Every line below is to be copied exactly, with the pictures left out.

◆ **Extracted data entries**

☆ ☆ ☆

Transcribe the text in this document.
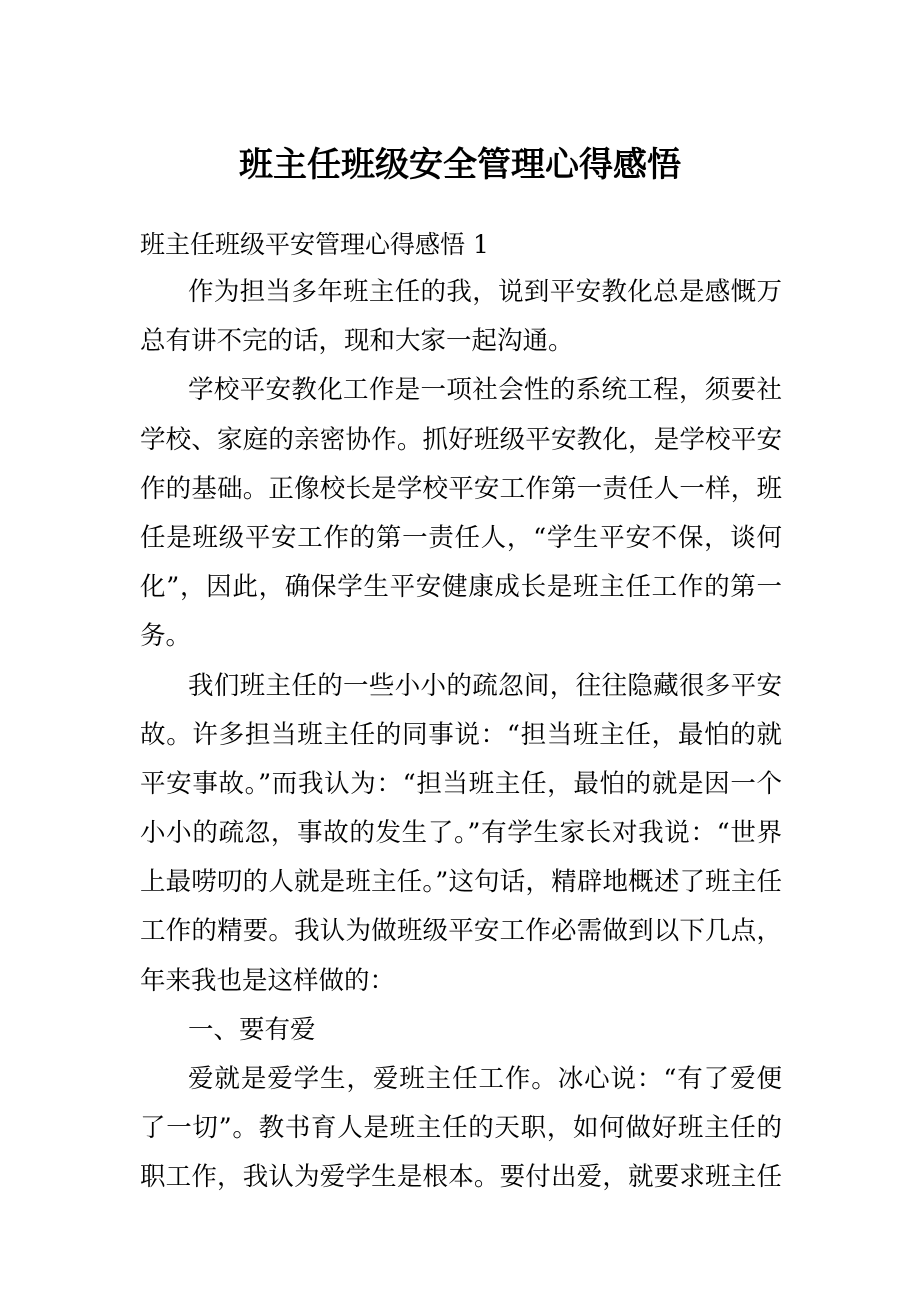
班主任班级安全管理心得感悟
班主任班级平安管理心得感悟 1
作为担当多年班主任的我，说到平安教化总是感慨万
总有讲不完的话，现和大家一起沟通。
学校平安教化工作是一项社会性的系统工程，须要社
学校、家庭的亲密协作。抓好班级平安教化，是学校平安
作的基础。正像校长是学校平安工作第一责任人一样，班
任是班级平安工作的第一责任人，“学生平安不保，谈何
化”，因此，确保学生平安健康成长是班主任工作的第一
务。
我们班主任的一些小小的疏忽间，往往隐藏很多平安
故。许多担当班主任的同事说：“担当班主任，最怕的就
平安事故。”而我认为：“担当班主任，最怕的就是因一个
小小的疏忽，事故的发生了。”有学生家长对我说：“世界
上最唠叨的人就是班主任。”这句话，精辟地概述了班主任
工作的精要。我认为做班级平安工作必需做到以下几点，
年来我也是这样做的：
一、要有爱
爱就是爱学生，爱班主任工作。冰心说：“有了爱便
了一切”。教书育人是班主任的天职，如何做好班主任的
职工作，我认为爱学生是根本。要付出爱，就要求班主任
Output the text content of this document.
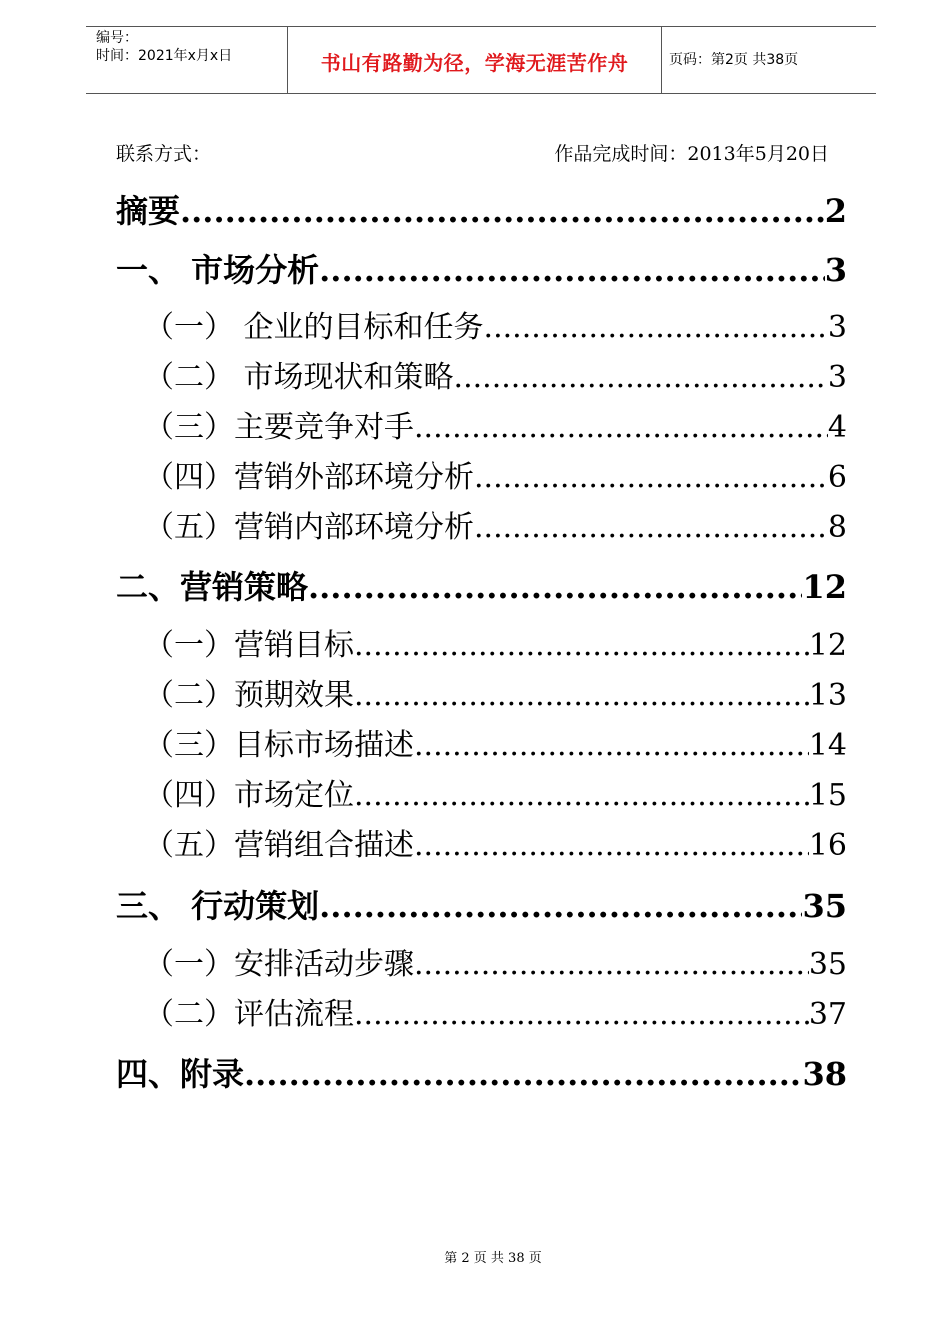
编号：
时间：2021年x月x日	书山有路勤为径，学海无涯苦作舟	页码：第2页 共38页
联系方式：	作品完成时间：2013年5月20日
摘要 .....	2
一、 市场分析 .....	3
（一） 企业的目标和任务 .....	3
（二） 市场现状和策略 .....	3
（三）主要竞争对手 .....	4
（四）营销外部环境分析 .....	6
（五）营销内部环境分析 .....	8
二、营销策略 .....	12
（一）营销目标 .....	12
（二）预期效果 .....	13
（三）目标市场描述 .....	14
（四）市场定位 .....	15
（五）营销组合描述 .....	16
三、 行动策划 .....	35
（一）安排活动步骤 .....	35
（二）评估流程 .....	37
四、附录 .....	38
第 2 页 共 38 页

☆ ☆ ☆

◆ **Correct result**
Transcribe the text in this document.
班主任班级安全管理心得感悟
班主任班级平安管理心得感悟 1
作为担当多年班主任的我，说到平安教化总是感慨万
总有讲不完的话，现和大家一起沟通。
学校平安教化工作是一项社会性的系统工程，须要社
学校、家庭的亲密协作。抓好班级平安教化，是学校平安
作的基础。正像校长是学校平安工作第一责任人一样，班
任是班级平安工作的第一责任人，“学生平安不保，谈何
化”，因此，确保学生平安健康成长是班主任工作的第一
务。
我们班主任的一些小小的疏忽间，往往隐藏很多平安
故。许多担当班主任的同事说：“担当班主任，最怕的就
平安事故。”而我认为：“担当班主任，最怕的就是因一个
小小的疏忽，事故的发生了。”有学生家长对我说：“世界
上最唠叨的人就是班主任。”这句话，精辟地概述了班主任
工作的精要。我认为做班级平安工作必需做到以下几点，
年来我也是这样做的：
一、要有爱
爱就是爱学生，爱班主任工作。冰心说：“有了爱便
了一切”。教书育人是班主任的天职，如何做好班主任的
职工作，我认为爱学生是根本。要付出爱，就要求班主任
Output the text content of this document.
编号：
时间：2021年x月x日	书山有路勤为径，学海无涯苦作舟	页码：第2页 共38页
联系方式：	作品完成时间：2013年5月20日
摘要 .....	2
一、 市场分析 .....	3
（一） 企业的目标和任务 .....	3
（二） 市场现状和策略 .....	3
（三）主要竞争对手 .....	4
（四）营销外部环境分析 .....	6
（五）营销内部环境分析 .....	8
二、营销策略 .....	12
（一）营销目标 .....	12
（二）预期效果 .....	13
（三）目标市场描述 .....	14
（四）市场定位 .....	15
（五）营销组合描述 .....	16
三、 行动策划 .....	35
（一）安排活动步骤 .....	35
（二）评估流程 .....	37
四、附录 .....	38
第 2 页 共 38 页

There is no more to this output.